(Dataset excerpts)
## Begin

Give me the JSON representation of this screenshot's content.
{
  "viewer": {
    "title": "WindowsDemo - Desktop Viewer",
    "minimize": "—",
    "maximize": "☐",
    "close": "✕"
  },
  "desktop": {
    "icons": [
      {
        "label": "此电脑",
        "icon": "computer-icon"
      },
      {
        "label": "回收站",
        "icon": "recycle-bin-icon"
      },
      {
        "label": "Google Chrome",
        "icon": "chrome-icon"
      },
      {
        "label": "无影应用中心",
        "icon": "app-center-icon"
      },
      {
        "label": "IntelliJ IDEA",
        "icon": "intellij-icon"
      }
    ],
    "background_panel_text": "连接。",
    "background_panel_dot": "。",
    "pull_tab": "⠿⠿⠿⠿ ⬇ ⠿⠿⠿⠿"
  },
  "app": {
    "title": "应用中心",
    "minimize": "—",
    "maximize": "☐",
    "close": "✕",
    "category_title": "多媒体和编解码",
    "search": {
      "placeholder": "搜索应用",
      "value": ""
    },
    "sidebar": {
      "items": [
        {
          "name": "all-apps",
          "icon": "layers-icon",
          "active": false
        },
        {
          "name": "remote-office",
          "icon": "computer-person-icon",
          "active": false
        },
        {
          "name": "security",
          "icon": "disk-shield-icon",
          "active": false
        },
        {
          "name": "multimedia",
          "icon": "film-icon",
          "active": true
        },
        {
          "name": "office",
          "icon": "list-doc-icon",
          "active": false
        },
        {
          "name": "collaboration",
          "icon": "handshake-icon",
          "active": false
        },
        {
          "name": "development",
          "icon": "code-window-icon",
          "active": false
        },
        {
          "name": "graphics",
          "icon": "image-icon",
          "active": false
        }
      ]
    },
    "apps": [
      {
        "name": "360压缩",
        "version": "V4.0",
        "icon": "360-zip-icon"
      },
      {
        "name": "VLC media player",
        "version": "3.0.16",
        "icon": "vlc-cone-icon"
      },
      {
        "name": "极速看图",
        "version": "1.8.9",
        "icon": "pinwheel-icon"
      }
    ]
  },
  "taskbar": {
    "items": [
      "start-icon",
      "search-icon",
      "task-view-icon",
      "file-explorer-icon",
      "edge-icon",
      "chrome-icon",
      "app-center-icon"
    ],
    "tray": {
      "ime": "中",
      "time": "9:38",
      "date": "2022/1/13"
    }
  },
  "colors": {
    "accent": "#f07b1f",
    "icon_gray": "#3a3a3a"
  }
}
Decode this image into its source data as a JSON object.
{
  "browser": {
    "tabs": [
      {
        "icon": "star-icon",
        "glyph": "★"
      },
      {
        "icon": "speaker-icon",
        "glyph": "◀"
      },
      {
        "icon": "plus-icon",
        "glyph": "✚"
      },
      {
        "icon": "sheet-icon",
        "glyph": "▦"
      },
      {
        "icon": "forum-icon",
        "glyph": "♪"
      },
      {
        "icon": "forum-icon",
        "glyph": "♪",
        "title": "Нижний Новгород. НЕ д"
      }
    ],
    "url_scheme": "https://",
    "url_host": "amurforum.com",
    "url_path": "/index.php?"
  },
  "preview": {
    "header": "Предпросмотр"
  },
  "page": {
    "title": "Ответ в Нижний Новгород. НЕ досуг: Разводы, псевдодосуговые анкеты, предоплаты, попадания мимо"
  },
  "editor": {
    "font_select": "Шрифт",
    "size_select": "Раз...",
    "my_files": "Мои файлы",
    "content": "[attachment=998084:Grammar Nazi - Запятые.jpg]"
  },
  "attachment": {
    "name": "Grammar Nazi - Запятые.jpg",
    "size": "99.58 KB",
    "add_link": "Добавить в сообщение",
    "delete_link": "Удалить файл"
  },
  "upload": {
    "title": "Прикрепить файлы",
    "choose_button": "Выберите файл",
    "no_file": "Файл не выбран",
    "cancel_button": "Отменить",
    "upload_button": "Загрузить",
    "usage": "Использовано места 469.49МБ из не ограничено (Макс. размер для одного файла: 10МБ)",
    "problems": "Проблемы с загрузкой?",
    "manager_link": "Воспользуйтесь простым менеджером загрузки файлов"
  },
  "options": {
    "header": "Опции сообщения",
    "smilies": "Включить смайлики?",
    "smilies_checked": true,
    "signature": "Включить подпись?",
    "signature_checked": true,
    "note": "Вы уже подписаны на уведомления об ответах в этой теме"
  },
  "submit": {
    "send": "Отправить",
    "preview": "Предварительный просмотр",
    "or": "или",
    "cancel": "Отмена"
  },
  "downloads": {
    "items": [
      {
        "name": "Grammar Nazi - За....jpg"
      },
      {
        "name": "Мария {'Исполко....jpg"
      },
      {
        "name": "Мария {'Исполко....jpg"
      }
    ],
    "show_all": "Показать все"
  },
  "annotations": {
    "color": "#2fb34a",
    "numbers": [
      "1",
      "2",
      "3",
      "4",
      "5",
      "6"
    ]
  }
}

## End

--- WORK TO DO ---
Write an exact transcription of every entry above.

--- SOLUTION TO THIS TASK ---
Give me the JSON representation of this screenshot's content.
{
  "viewer": {
    "title": "WindowsDemo - Desktop Viewer",
    "minimize": "—",
    "maximize": "☐",
    "close": "✕"
  },
  "desktop": {
    "icons": [
      {
        "label": "此电脑",
        "icon": "computer-icon"
      },
      {
        "label": "回收站",
        "icon": "recycle-bin-icon"
      },
      {
        "label": "Google Chrome",
        "icon": "chrome-icon"
      },
      {
        "label": "无影应用中心",
        "icon": "app-center-icon"
      },
      {
        "label": "IntelliJ IDEA",
        "icon": "intellij-icon"
      }
    ],
    "background_panel_text": "连接。",
    "background_panel_dot": "。",
    "pull_tab": "⠿⠿⠿⠿ ⬇ ⠿⠿⠿⠿"
  },
  "app": {
    "title": "应用中心",
    "minimize": "—",
    "maximize": "☐",
    "close": "✕",
    "category_title": "多媒体和编解码",
    "search": {
      "placeholder": "搜索应用",
      "value": ""
    },
    "sidebar": {
      "items": [
        {
          "name": "all-apps",
          "icon": "layers-icon",
          "active": false
        },
        {
          "name": "remote-office",
          "icon": "computer-person-icon",
          "active": false
        },
        {
          "name": "security",
          "icon": "disk-shield-icon",
          "active": false
        },
        {
          "name": "multimedia",
          "icon": "film-icon",
          "active": true
        },
        {
          "name": "office",
          "icon": "list-doc-icon",
          "active": false
        },
        {
          "name": "collaboration",
          "icon": "handshake-icon",
          "active": false
        },
        {
          "name": "development",
          "icon": "code-window-icon",
          "active": false
        },
        {
          "name": "graphics",
          "icon": "image-icon",
          "active": false
        }
      ]
    },
    "apps": [
      {
        "name": "360压缩",
        "version": "V4.0",
        "icon": "360-zip-icon"
      },
      {
        "name": "VLC media player",
        "version": "3.0.16",
        "icon": "vlc-cone-icon"
      },
      {
        "name": "极速看图",
        "version": "1.8.9",
        "icon": "pinwheel-icon"
      }
    ]
  },
  "taskbar": {
    "items": [
      "start-icon",
      "search-icon",
      "task-view-icon",
      "file-explorer-icon",
      "edge-icon",
      "chrome-icon",
      "app-center-icon"
    ],
    "tray": {
      "ime": "中",
      "time": "9:38",
      "date": "2022/1/13"
    }
  },
  "colors": {
    "accent": "#f07b1f",
    "icon_gray": "#3a3a3a"
  }
}
Decode this image into its source data as a JSON object.
{
  "browser": {
    "tabs": [
      {
        "icon": "star-icon",
        "glyph": "★"
      },
      {
        "icon": "speaker-icon",
        "glyph": "◀"
      },
      {
        "icon": "plus-icon",
        "glyph": "✚"
      },
      {
        "icon": "sheet-icon",
        "glyph": "▦"
      },
      {
        "icon": "forum-icon",
        "glyph": "♪"
      },
      {
        "icon": "forum-icon",
        "glyph": "♪",
        "title": "Нижний Новгород. НЕ д"
      }
    ],
    "url_scheme": "https://",
    "url_host": "amurforum.com",
    "url_path": "/index.php?"
  },
  "preview": {
    "header": "Предпросмотр"
  },
  "page": {
    "title": "Ответ в Нижний Новгород. НЕ досуг: Разводы, псевдодосуговые анкеты, предоплаты, попадания мимо"
  },
  "editor": {
    "font_select": "Шрифт",
    "size_select": "Раз...",
    "my_files": "Мои файлы",
    "content": "[attachment=998084:Grammar Nazi - Запятые.jpg]"
  },
  "attachment": {
    "name": "Grammar Nazi - Запятые.jpg",
    "size": "99.58 KB",
    "add_link": "Добавить в сообщение",
    "delete_link": "Удалить файл"
  },
  "upload": {
    "title": "Прикрепить файлы",
    "choose_button": "Выберите файл",
    "no_file": "Файл не выбран",
    "cancel_button": "Отменить",
    "upload_button": "Загрузить",
    "usage": "Использовано места 469.49МБ из не ограничено (Макс. размер для одного файла: 10МБ)",
    "problems": "Проблемы с загрузкой?",
    "manager_link": "Воспользуйтесь простым менеджером загрузки файлов"
  },
  "options": {
    "header": "Опции сообщения",
    "smilies": "Включить смайлики?",
    "smilies_checked": true,
    "signature": "Включить подпись?",
    "signature_checked": true,
    "note": "Вы уже подписаны на уведомления об ответах в этой теме"
  },
  "submit": {
    "send": "Отправить",
    "preview": "Предварительный просмотр",
    "or": "или",
    "cancel": "Отмена"
  },
  "downloads": {
    "items": [
      {
        "name": "Grammar Nazi - За....jpg"
      },
      {
        "name": "Мария {'Исполко....jpg"
      },
      {
        "name": "Мария {'Исполко....jpg"
      }
    ],
    "show_all": "Показать все"
  },
  "annotations": {
    "color": "#2fb34a",
    "numbers": [
      "1",
      "2",
      "3",
      "4",
      "5",
      "6"
    ]
  }
}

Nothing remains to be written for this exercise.